# Instruction:
Work through the data and report how many lines include the string "letter", giving the number alone.

# The input:
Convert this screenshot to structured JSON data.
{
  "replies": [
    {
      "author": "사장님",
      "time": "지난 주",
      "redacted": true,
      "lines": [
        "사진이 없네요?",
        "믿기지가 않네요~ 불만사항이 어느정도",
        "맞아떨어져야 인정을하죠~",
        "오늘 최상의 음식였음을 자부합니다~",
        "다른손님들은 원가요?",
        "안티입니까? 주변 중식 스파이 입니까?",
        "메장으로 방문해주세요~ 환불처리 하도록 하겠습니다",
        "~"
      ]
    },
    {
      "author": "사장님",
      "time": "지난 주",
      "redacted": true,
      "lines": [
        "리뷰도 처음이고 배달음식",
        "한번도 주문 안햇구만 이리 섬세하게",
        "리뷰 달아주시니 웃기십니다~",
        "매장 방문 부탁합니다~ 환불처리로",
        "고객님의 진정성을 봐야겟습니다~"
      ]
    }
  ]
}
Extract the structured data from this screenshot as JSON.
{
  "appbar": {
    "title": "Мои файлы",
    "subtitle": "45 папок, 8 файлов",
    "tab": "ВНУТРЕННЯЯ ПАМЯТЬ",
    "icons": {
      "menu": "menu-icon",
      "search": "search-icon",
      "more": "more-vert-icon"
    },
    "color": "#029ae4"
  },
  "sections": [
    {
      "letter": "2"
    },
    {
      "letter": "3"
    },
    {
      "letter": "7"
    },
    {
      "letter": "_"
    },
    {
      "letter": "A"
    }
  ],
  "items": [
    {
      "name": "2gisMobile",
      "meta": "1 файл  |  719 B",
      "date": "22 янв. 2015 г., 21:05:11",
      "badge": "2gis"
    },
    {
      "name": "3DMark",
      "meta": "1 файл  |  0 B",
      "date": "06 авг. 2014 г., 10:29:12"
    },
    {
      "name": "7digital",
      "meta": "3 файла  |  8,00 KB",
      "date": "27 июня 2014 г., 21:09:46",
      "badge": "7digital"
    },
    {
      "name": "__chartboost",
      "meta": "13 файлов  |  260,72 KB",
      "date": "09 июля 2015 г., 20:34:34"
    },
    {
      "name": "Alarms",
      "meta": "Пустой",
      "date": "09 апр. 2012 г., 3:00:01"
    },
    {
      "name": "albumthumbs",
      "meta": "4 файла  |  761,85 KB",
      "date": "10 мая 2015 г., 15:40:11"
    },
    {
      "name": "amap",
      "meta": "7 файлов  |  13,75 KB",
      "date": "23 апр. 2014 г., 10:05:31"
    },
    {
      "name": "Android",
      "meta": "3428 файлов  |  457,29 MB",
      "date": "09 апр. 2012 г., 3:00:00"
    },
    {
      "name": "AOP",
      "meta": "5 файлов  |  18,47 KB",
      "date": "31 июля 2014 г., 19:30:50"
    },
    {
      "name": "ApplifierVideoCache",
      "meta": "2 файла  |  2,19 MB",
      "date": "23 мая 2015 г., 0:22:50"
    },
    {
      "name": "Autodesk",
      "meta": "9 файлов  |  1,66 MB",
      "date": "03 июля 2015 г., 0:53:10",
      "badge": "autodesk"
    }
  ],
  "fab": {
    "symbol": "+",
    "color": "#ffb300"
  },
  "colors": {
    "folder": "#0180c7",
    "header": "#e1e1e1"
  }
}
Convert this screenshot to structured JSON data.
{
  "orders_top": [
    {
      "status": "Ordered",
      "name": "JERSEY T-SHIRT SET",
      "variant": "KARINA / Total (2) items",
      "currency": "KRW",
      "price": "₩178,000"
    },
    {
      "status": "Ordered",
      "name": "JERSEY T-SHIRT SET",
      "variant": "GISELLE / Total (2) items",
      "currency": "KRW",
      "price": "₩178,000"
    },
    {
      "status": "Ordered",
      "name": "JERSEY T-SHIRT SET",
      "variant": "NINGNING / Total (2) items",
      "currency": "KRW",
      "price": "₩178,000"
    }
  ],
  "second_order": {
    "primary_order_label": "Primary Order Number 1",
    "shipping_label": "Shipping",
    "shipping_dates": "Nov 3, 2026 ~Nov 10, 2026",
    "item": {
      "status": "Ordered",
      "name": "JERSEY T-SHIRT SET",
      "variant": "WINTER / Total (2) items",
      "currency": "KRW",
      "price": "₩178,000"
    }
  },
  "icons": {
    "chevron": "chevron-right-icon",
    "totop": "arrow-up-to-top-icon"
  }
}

# Complete response:
5